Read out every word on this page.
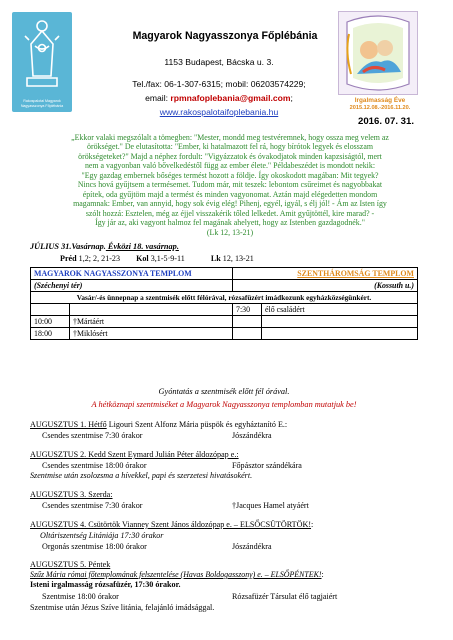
Rakospalotai Magyarok Nagyasszonya Főplébánia
Magyarok Nagyasszonya Főplébánia
1153 Budapest, Bácska u. 3.
Tel./fax: 06-1-307-6315; mobil: 06203574229;
email: rpmnafoplebania@gmail.com;
www.rakospalotaifoplebania.hu
Irgalmasság Éve
2015.12.08.-2016.11.20.
2016. 07. 31.

„Ekkor valaki megszólalt a tömegben: "Mester, mondd meg testvéremnek, hogy ossza meg velem az

örökséget." De elutasította: "Ember, ki hatalmazott fel rá, hogy bírótok legyek és elosszam

örökségeteket?" Majd a néphez fordult: "Vigyázzatok és óvakodjatok minden kapzsiságtól, mert

nem a vagyonban való bővelkedéstől függ az ember élete." Példabeszédet is mondott nekik:

"Egy gazdag embernek bőséges termést hozott a földje. Így okoskodott magában: Mit tegyek?

Nincs hová gyűjtsem a termésemet. Tudom már, mit teszek: lebontom csűreimet és nagyobbakat

építek, oda gyűjtöm majd a termést és minden vagyonomat. Aztán majd elégedetten mondom

magamnak: Ember, van annyid, hogy sok évig elég! Pihenj, egyél, igyál, s élj jól! - Ám az Isten így

szólt hozzá: Esztelen, még az éjjel visszakérik tőled lelkedet. Amit gyűjtöttél, kire marad? -

Így jár az, aki vagyont halmoz fel magának ahelyett, hogy az Istenben gazdagodnék."

(Lk 12, 13-21)

JÚLIUS 31.Vasárnap. Évközi 18. vasárnap.
Préd 1,2; 2, 21-23 Kol 3,1-5·9-11	Lk 12, 13-21
MAGYAROK NAGYASSZONYA TEMPLOM		SZENTHÁROMSÁG TEMPLOM	
(Széchenyi tér)		(Kossuth u.)	
Vasár/-és ünnepnap a szentmisék előtt félórával, rózsafüzért imádkozunk egyházközségünkért.			
		7:30	élő családért
10:00	†Mártáért		
18:00	†Miklósért		
Gyóntatás a szentmisék előtt fél órával.
A hétköznapi szentmiséket a Magyarok Nagyasszonya templomban mutatjuk be!
AUGUSZTUS 1. Hétfő Ligouri Szent Alfonz Mária püspök és egyháztanító E.:
Csendes szentmise 7:30 órakor	Jószándékra
AUGUSZTUS 2. Kedd Szent Eymard Julián Péter áldozópap e.:
Csendes szentmise 18:00 órakor	Főpásztor szándékára
Szentmise után zsolozsma a hívekkel, papi és szerzetesi hivatásokért.
AUGUSZTUS 3. Szerda:
Csendes szentmise 7:30 órakor	†Jacques Hamel atyáért
AUGUSZTUS 4. Csütörtök Vianney Szent János áldozópap e. – ELSŐCSÜTÖRTÖK!:
Oltáriszentség Litániája 17:30 órakor
Orgonás szentmise 18:00 órakor	Jószándékra
AUGUSZTUS 5. Péntek
Szűz Mária római főtemplomának felszentelése (Havas Boldogasszony) e. – ELSŐPÉNTEK!:
Isteni irgalmasság rózsafüzér, 17:30 órakor.
Szentmise 18:00 órakor	Rózsafüzér Társulat élő tagjaiért
Szentmise után Jézus Szíve litánia, felajánló imádsággal.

○ ○ ○ ○

▶ _WRITTEN INSTRUCTION_: Copy out all of the material exactly as written, without its pictures.

▶ _RESPONSE TO THIS EXERCISE_:
Read out every word on this page.
Rakospalotai Magyarok Nagyasszonya Főplébánia
Magyarok Nagyasszonya Főplébánia
1153 Budapest, Bácska u. 3.
Tel./fax: 06-1-307-6315; mobil: 06203574229;
email: rpmnafoplebania@gmail.com;
www.rakospalotaifoplebania.hu
Irgalmasság Éve
2015.12.08.-2016.11.20.
2016. 07. 31.

„Ekkor valaki megszólalt a tömegben: "Mester, mondd meg testvéremnek, hogy ossza meg velem az

örökséget." De elutasította: "Ember, ki hatalmazott fel rá, hogy bírótok legyek és elosszam

örökségeteket?" Majd a néphez fordult: "Vigyázzatok és óvakodjatok minden kapzsiságtól, mert

nem a vagyonban való bővelkedéstől függ az ember élete." Példabeszédet is mondott nekik:

"Egy gazdag embernek bőséges termést hozott a földje. Így okoskodott magában: Mit tegyek?

Nincs hová gyűjtsem a termésemet. Tudom már, mit teszek: lebontom csűreimet és nagyobbakat

építek, oda gyűjtöm majd a termést és minden vagyonomat. Aztán majd elégedetten mondom

magamnak: Ember, van annyid, hogy sok évig elég! Pihenj, egyél, igyál, s élj jól! - Ám az Isten így

szólt hozzá: Esztelen, még az éjjel visszakérik tőled lelkedet. Amit gyűjtöttél, kire marad? -

Így jár az, aki vagyont halmoz fel magának ahelyett, hogy az Istenben gazdagodnék."

(Lk 12, 13-21)

JÚLIUS 31.Vasárnap. Évközi 18. vasárnap.
Préd 1,2; 2, 21-23 Kol 3,1-5·9-11	Lk 12, 13-21
MAGYAROK NAGYASSZONYA TEMPLOM		SZENTHÁROMSÁG TEMPLOM	
(Széchenyi tér)		(Kossuth u.)	
Vasár/-és ünnepnap a szentmisék előtt félórával, rózsafüzért imádkozunk egyházközségünkért.			
		7:30	élő családért
10:00	†Mártáért		
18:00	†Miklósért		
Gyóntatás a szentmisék előtt fél órával.
A hétköznapi szentmiséket a Magyarok Nagyasszonya templomban mutatjuk be!
AUGUSZTUS 1. Hétfő Ligouri Szent Alfonz Mária püspök és egyháztanító E.:
Csendes szentmise 7:30 órakor	Jószándékra
AUGUSZTUS 2. Kedd Szent Eymard Julián Péter áldozópap e.:
Csendes szentmise 18:00 órakor	Főpásztor szándékára
Szentmise után zsolozsma a hívekkel, papi és szerzetesi hivatásokért.
AUGUSZTUS 3. Szerda:
Csendes szentmise 7:30 órakor	†Jacques Hamel atyáért
AUGUSZTUS 4. Csütörtök Vianney Szent János áldozópap e. – ELSŐCSÜTÖRTÖK!:
Oltáriszentség Litániája 17:30 órakor
Orgonás szentmise 18:00 órakor	Jószándékra
AUGUSZTUS 5. Péntek
Szűz Mária római főtemplomának felszentelése (Havas Boldogasszony) e. – ELSŐPÉNTEK!:
Isteni irgalmasság rózsafüzér, 17:30 órakor.
Szentmise 18:00 órakor	Rózsafüzér Társulat élő tagjaiért
Szentmise után Jézus Szíve litánia, felajánló imádsággal.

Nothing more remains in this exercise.